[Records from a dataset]

______________________________

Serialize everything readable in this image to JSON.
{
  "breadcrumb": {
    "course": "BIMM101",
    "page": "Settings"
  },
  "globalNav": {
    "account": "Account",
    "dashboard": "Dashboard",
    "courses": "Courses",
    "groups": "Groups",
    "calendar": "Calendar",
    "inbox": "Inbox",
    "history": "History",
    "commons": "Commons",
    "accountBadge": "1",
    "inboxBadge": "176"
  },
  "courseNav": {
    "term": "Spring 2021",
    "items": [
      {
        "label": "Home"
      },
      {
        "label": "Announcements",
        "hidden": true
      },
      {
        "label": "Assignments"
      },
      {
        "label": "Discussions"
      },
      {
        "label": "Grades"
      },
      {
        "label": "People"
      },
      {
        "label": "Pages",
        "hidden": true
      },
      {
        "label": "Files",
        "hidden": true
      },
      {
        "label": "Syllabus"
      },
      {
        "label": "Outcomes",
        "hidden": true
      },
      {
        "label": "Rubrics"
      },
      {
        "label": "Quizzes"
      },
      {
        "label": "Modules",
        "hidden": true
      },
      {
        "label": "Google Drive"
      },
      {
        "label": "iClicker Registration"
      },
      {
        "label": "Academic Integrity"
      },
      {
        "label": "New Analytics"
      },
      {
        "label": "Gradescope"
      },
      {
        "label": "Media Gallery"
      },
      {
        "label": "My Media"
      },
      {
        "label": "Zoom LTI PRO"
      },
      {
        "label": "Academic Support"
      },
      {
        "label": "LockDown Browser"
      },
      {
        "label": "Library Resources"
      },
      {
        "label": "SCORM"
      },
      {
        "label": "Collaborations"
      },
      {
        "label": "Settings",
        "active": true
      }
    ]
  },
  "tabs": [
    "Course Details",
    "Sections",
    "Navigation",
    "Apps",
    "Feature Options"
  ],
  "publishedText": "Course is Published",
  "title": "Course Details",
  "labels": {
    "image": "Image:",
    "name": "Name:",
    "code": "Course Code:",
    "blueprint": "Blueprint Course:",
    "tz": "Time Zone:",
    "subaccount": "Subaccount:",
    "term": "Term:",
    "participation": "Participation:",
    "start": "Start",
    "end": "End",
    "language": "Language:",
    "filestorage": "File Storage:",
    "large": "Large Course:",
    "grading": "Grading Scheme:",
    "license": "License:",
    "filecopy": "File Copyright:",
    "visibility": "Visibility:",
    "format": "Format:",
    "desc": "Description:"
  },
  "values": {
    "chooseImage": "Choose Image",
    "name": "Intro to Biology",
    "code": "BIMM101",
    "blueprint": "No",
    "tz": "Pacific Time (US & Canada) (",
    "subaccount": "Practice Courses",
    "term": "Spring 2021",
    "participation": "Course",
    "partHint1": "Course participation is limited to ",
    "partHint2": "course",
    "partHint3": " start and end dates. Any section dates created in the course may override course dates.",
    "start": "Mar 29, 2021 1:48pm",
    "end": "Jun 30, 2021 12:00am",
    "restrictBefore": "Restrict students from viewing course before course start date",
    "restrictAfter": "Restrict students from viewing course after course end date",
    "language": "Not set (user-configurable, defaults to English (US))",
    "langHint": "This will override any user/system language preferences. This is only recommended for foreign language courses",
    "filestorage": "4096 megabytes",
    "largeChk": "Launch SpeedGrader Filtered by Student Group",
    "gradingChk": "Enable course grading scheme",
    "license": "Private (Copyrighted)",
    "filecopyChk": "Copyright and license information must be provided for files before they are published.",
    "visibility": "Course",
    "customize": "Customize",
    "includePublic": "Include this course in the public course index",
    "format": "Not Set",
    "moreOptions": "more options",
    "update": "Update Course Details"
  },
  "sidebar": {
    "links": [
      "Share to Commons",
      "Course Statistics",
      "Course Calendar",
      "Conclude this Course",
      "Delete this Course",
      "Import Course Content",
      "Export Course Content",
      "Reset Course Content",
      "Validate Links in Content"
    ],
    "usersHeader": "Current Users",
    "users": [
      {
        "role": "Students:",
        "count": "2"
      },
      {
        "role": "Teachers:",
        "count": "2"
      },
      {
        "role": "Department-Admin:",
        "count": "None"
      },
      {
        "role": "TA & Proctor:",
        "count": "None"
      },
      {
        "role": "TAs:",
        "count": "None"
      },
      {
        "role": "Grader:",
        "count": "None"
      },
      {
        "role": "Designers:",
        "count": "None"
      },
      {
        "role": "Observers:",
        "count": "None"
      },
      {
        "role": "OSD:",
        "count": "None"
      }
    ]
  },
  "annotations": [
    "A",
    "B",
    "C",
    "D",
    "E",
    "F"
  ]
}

______________________________

= WORK TO BE COMPLETED =
The records above are to be repeated exactly, in their entirety.

= IN RESPONSE =
Serialize everything readable in this image to JSON.
{
  "breadcrumb": {
    "course": "BIMM101",
    "page": "Settings"
  },
  "globalNav": {
    "account": "Account",
    "dashboard": "Dashboard",
    "courses": "Courses",
    "groups": "Groups",
    "calendar": "Calendar",
    "inbox": "Inbox",
    "history": "History",
    "commons": "Commons",
    "accountBadge": "1",
    "inboxBadge": "176"
  },
  "courseNav": {
    "term": "Spring 2021",
    "items": [
      {
        "label": "Home"
      },
      {
        "label": "Announcements",
        "hidden": true
      },
      {
        "label": "Assignments"
      },
      {
        "label": "Discussions"
      },
      {
        "label": "Grades"
      },
      {
        "label": "People"
      },
      {
        "label": "Pages",
        "hidden": true
      },
      {
        "label": "Files",
        "hidden": true
      },
      {
        "label": "Syllabus"
      },
      {
        "label": "Outcomes",
        "hidden": true
      },
      {
        "label": "Rubrics"
      },
      {
        "label": "Quizzes"
      },
      {
        "label": "Modules",
        "hidden": true
      },
      {
        "label": "Google Drive"
      },
      {
        "label": "iClicker Registration"
      },
      {
        "label": "Academic Integrity"
      },
      {
        "label": "New Analytics"
      },
      {
        "label": "Gradescope"
      },
      {
        "label": "Media Gallery"
      },
      {
        "label": "My Media"
      },
      {
        "label": "Zoom LTI PRO"
      },
      {
        "label": "Academic Support"
      },
      {
        "label": "LockDown Browser"
      },
      {
        "label": "Library Resources"
      },
      {
        "label": "SCORM"
      },
      {
        "label": "Collaborations"
      },
      {
        "label": "Settings",
        "active": true
      }
    ]
  },
  "tabs": [
    "Course Details",
    "Sections",
    "Navigation",
    "Apps",
    "Feature Options"
  ],
  "publishedText": "Course is Published",
  "title": "Course Details",
  "labels": {
    "image": "Image:",
    "name": "Name:",
    "code": "Course Code:",
    "blueprint": "Blueprint Course:",
    "tz": "Time Zone:",
    "subaccount": "Subaccount:",
    "term": "Term:",
    "participation": "Participation:",
    "start": "Start",
    "end": "End",
    "language": "Language:",
    "filestorage": "File Storage:",
    "large": "Large Course:",
    "grading": "Grading Scheme:",
    "license": "License:",
    "filecopy": "File Copyright:",
    "visibility": "Visibility:",
    "format": "Format:",
    "desc": "Description:"
  },
  "values": {
    "chooseImage": "Choose Image",
    "name": "Intro to Biology",
    "code": "BIMM101",
    "blueprint": "No",
    "tz": "Pacific Time (US & Canada) (",
    "subaccount": "Practice Courses",
    "term": "Spring 2021",
    "participation": "Course",
    "partHint1": "Course participation is limited to ",
    "partHint2": "course",
    "partHint3": " start and end dates. Any section dates created in the course may override course dates.",
    "start": "Mar 29, 2021 1:48pm",
    "end": "Jun 30, 2021 12:00am",
    "restrictBefore": "Restrict students from viewing course before course start date",
    "restrictAfter": "Restrict students from viewing course after course end date",
    "language": "Not set (user-configurable, defaults to English (US))",
    "langHint": "This will override any user/system language preferences. This is only recommended for foreign language courses",
    "filestorage": "4096 megabytes",
    "largeChk": "Launch SpeedGrader Filtered by Student Group",
    "gradingChk": "Enable course grading scheme",
    "license": "Private (Copyrighted)",
    "filecopyChk": "Copyright and license information must be provided for files before they are published.",
    "visibility": "Course",
    "customize": "Customize",
    "includePublic": "Include this course in the public course index",
    "format": "Not Set",
    "moreOptions": "more options",
    "update": "Update Course Details"
  },
  "sidebar": {
    "links": [
      "Share to Commons",
      "Course Statistics",
      "Course Calendar",
      "Conclude this Course",
      "Delete this Course",
      "Import Course Content",
      "Export Course Content",
      "Reset Course Content",
      "Validate Links in Content"
    ],
    "usersHeader": "Current Users",
    "users": [
      {
        "role": "Students:",
        "count": "2"
      },
      {
        "role": "Teachers:",
        "count": "2"
      },
      {
        "role": "Department-Admin:",
        "count": "None"
      },
      {
        "role": "TA & Proctor:",
        "count": "None"
      },
      {
        "role": "TAs:",
        "count": "None"
      },
      {
        "role": "Grader:",
        "count": "None"
      },
      {
        "role": "Designers:",
        "count": "None"
      },
      {
        "role": "Observers:",
        "count": "None"
      },
      {
        "role": "OSD:",
        "count": "None"
      }
    ]
  },
  "annotations": [
    "A",
    "B",
    "C",
    "D",
    "E",
    "F"
  ]
}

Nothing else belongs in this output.